▸ **Consegne dell'esercizio**
1 – Nel testo su Comisso e la rivista «Yoga», in quale momento nacque la rivista?
2 – Prosegui il testo su Comisso e la rivista «Yoga» dopo la sua ultima frase.

▸ **Testo della pagina**
★ ★ ★ ★
La trascrizione integrale di quei quattro numeri è ora leggibile in «Yoga». Sovversivi e rivoluzionari con D’Annunzio a Fiume di Simonetta Bartolini, pubblicato nel 2019 da Luni. La nascita della rivista avvenne il giorno dopo la firma del trattato di Rapallo che, di lì a poco, avrebbe portato alla risoluzione della disavventura fiumana attraverso il cosiddetto «Natale di sangue».

I contributi accolti in Italia ingrata, conservati nel ricchissimo Fondo Comisso della Biblioteca Civica di Treviso, ancora impregnati di superomismo nietzschiano, sono suddivisi in sezioni articolate, attinenti al primigenio contesto editoriale. Il tono medesimo è alquanto variegato: si passa da impressioni di ascendenza visionaria, derivante dalle «illuminazioni» rimbaldiane o dal modello delle Orchestrine di Arturo Onofri, a più generiche considerazioni di natura politica e morale laddove non si disdegna di fare il panegirico del perfetto legionario. D’altronde si predicavano una sfilza di discipline significativamente precedute dal prefisso «anti»: antiparlamentarismo, antipartitismo, antimperialismo, antieuropeismo.

Uno dei momenti più compiuti dell’antologia riguarda l’inclusione del Solstizio metafisico, apparso postumo nel 1999, a cura di Annalisa Colusso, per Il Poligrafo. Questa raccolta contiene poco meno di un centinaio di brevi prose, opportunamente riviste dall’autore, tendenti ora all’accensione epifanica («Leggeri come saltimbanchi gli uomini nudi stavano sul prato») ora a un dettato di stampo speculativo, nell’evidente intento di sondare tematiche differenziate. Non di rado i motivi riguardano il concetto di arte metafisica, argomento di dibattito allora in voga presso svariate riviste, tra cui «Valori plastici». Vengono inoltre accolti gli articoli redatti in forma anonima per «Yoga» (Comisso si firmava con un simbolo grafico simile a un 8 orizzontale) in cui la vena lirica dell’autore trevigiano si alterna a digressioni di natura sociologica e politica, anche se tali discipline risultano poco congeniali a un affabulatore del calibro di Comisso.
★ ★ ★ ★
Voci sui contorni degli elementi
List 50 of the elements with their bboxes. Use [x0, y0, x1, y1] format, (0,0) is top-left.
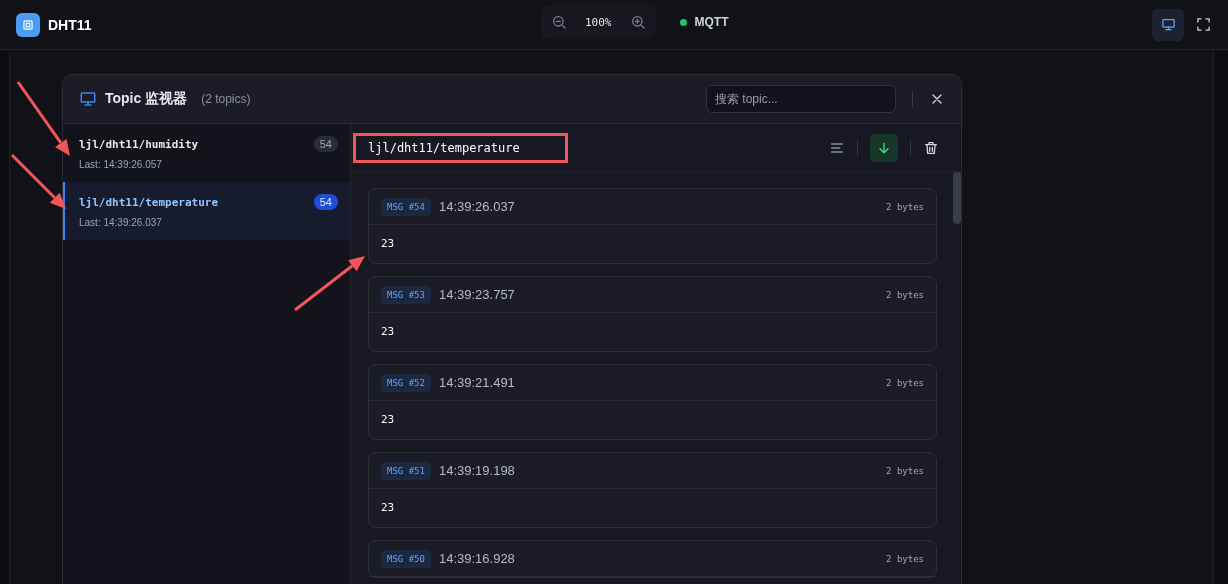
connection-label: MQTT	[694, 15, 729, 29]
scrollbar-thumb[interactable]	[953, 172, 961, 224]
message-value: 23	[380, 324, 396, 340]
message-count: 54	[313, 136, 338, 152]
message-time: 14:39:16.928	[438, 551, 515, 566]
monitor-icon	[79, 90, 97, 108]
topic-item[interactable]: ljl/dht11/temperature 54 Last: 14:39:26.037	[63, 182, 350, 240]
message-time: 14:39:19.198	[438, 463, 515, 478]
topic-name: ljl/dht11/temperature	[79, 195, 219, 209]
zoom-in-icon	[629, 14, 646, 30]
message-time: 14:39:23.757	[438, 287, 515, 302]
message-size: 2 bytes	[886, 465, 924, 476]
message-size: 2 bytes	[886, 377, 924, 388]
message-size: 2 bytes	[886, 553, 924, 564]
topic-item[interactable]: ljl/dht11/humidity 54 Last: 14:39:26.057	[63, 124, 350, 182]
message-id: MSG #54	[381, 197, 431, 216]
autoscroll-button[interactable]	[870, 133, 898, 162]
annotation-arrow	[10, 153, 66, 209]
message-value: 23	[380, 236, 396, 252]
last-time: Last: 14:39:26.057	[79, 159, 163, 170]
search-field[interactable]: 搜索 topic...	[706, 85, 896, 113]
zoom-out-button[interactable]	[551, 14, 567, 30]
monitor-button[interactable]	[1152, 8, 1184, 41]
message-size: 2 bytes	[886, 201, 924, 212]
trash-icon	[923, 139, 939, 156]
message-id: MSG #50	[381, 549, 431, 568]
zoom-level: 100%	[585, 15, 612, 29]
message-id: MSG #53	[381, 285, 431, 304]
chip-icon	[16, 12, 40, 37]
message-value: 23	[380, 500, 396, 516]
message-size: 2 bytes	[886, 289, 924, 300]
annotation-arrow	[294, 256, 365, 312]
message-time: 14:39:21.491	[438, 375, 515, 390]
last-time: Last: 14:39:26.037	[79, 217, 163, 228]
app-title: DHT11	[48, 16, 92, 33]
current-topic: ljl/dht11/temperature	[353, 132, 568, 163]
topic-count: (2 topics)	[201, 92, 251, 106]
fullscreen-button[interactable]	[1196, 16, 1212, 33]
fullscreen-icon	[1196, 16, 1211, 32]
message-time: 14:39:26.037	[438, 199, 515, 214]
message-value: 23	[380, 412, 396, 428]
message-id: MSG #52	[381, 373, 431, 392]
dialog-title: Topic 监视器	[105, 90, 188, 108]
zoom-in-button[interactable]	[629, 14, 646, 30]
topic-name: ljl/dht11/humidity	[79, 137, 199, 151]
message-count: 54	[313, 194, 338, 210]
message-id: MSG #51	[381, 461, 431, 480]
zoom-out-icon	[551, 14, 567, 30]
delete-button[interactable]	[923, 139, 939, 156]
monitor-icon	[1160, 17, 1176, 32]
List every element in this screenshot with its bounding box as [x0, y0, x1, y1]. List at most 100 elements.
★ ★ ★ ★
▸ **Risposte**
1 – Il giorno dopo la firma del trattato di Rapallo.

2 –
Un esempio è la definizione degli «ametafisici», ovverosia «coloro i quali non sanno togliere il proprio cervello dalla propria pancia». Ma non mancano tentativi di approfondimenti esegetici, piuttosto sui generis, riguardanti Giotto e il sodale Filippo De Pisis (si veda, di ben altro tenore, il Mio sodalizio con De Pisis, stampato da Garzanti nel 1954), senza dimenticare gli omaggi al giornalista Mino Somenzi su «La testa di ferro» e «L’ardito», fogli considerati tipiche espressioni del fiumanesimo futurista e dell’arditismo.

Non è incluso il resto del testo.